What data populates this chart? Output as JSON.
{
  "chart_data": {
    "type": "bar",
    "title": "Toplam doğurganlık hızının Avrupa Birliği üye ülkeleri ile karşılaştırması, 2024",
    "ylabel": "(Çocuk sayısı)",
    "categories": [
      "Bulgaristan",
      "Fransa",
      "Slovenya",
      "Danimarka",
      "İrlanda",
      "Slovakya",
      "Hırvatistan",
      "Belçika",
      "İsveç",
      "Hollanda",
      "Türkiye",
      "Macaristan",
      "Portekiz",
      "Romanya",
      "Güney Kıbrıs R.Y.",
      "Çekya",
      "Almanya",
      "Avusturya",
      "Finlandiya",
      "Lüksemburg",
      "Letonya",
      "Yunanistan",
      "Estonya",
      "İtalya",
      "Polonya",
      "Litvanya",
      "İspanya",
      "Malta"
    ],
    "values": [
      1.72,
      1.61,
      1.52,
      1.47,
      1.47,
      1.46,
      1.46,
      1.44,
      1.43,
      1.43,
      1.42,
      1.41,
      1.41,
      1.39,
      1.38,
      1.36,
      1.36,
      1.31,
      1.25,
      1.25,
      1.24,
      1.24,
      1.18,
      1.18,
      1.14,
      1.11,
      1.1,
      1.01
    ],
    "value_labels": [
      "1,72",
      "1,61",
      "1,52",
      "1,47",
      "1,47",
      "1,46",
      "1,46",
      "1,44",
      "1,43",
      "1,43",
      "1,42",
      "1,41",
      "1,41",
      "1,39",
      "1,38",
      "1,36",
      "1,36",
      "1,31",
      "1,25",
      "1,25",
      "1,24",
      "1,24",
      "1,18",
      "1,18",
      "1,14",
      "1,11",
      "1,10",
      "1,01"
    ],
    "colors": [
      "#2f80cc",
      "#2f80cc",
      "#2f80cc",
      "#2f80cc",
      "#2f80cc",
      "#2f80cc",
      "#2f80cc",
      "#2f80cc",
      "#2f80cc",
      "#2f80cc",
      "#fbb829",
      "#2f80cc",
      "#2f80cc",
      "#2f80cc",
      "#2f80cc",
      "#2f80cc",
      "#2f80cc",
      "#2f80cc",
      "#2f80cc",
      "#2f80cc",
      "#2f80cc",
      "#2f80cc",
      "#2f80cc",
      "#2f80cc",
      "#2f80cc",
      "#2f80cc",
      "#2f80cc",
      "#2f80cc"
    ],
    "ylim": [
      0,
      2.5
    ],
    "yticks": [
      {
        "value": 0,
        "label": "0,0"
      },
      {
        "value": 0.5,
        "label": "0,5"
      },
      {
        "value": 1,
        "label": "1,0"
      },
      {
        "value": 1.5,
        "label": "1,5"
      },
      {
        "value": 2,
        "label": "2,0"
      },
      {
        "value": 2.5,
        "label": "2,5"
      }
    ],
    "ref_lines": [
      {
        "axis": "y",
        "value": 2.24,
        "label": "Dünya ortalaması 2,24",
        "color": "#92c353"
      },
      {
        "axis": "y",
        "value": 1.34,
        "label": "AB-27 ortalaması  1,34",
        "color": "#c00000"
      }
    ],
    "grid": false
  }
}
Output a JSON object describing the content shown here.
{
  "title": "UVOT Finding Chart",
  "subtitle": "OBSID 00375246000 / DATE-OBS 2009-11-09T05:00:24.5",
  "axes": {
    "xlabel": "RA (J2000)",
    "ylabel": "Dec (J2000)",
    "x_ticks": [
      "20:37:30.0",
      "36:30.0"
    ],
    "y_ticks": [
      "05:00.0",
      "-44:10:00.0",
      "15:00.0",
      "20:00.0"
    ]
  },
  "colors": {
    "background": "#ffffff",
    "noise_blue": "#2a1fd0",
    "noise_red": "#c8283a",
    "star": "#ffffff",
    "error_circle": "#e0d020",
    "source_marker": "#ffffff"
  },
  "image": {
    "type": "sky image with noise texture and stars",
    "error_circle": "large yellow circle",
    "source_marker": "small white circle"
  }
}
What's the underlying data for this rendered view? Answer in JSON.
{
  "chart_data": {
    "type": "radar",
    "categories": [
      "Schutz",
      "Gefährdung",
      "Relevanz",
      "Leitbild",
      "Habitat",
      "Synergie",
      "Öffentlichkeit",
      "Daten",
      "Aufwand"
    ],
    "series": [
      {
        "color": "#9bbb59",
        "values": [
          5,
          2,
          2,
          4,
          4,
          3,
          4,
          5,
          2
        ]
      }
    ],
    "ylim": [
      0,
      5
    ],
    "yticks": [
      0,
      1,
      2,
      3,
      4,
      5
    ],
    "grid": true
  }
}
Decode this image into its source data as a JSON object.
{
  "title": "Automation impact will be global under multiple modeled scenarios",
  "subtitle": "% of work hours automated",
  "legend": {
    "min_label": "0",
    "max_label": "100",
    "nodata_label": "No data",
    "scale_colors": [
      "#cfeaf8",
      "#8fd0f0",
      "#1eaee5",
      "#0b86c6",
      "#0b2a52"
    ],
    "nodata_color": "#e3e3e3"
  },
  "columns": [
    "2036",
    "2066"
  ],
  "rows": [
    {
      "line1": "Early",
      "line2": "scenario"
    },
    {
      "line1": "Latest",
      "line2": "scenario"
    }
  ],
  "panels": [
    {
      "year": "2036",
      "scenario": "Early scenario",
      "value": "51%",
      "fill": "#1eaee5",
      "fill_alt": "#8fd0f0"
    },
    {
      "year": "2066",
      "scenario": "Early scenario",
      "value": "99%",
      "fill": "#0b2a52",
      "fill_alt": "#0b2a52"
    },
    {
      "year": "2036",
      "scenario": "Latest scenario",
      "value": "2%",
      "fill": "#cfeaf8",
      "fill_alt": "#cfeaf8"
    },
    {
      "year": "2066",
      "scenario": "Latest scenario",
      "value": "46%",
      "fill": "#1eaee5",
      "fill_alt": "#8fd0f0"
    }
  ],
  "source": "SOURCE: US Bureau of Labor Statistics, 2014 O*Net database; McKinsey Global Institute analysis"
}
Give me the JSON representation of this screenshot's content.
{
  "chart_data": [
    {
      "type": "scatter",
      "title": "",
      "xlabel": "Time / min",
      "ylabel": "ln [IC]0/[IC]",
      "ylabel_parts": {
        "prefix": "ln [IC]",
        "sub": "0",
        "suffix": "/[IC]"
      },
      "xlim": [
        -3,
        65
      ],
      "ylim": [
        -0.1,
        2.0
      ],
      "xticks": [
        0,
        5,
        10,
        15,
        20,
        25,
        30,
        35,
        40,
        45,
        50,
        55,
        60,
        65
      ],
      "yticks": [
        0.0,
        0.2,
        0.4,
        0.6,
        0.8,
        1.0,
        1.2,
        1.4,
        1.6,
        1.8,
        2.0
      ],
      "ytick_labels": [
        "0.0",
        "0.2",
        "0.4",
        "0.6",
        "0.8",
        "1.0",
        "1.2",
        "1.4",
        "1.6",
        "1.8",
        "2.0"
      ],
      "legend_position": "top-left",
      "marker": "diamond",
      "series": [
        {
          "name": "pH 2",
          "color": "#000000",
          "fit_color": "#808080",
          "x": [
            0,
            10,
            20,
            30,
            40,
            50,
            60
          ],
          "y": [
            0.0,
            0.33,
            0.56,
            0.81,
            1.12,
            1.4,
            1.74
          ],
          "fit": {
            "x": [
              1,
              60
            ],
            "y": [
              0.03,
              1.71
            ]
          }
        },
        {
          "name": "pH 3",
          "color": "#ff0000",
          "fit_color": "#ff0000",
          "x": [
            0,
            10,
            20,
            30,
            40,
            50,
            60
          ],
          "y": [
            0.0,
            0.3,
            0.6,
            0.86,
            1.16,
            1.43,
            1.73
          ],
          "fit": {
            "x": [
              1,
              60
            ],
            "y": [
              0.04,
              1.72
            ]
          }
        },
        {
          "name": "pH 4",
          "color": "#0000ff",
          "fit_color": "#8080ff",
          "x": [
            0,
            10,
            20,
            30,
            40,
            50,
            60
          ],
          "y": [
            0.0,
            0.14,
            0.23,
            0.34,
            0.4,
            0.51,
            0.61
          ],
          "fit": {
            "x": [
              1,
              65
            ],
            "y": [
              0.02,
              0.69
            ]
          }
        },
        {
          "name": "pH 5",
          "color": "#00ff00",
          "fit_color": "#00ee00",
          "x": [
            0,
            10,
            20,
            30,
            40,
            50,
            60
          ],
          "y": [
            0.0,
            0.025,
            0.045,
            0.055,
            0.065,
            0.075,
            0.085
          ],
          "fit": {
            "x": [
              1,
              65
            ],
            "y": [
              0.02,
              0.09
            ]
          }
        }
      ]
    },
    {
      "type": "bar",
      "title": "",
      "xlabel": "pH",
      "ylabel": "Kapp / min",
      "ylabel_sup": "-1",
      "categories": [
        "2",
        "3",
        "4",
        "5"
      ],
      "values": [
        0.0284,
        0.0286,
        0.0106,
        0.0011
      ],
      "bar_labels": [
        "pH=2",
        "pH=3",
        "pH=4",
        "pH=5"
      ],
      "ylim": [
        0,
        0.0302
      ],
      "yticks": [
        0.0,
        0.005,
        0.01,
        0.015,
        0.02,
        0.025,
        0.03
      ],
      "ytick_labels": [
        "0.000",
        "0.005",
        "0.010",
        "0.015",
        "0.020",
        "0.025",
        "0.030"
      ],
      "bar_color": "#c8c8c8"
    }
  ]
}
- - - - - - -
### Task requirements
For each line in the data above that contains the string "object", extract the line.

### Full output
Output a JSON object describing the content shown here.
Decode this image into its source data as a JSON object.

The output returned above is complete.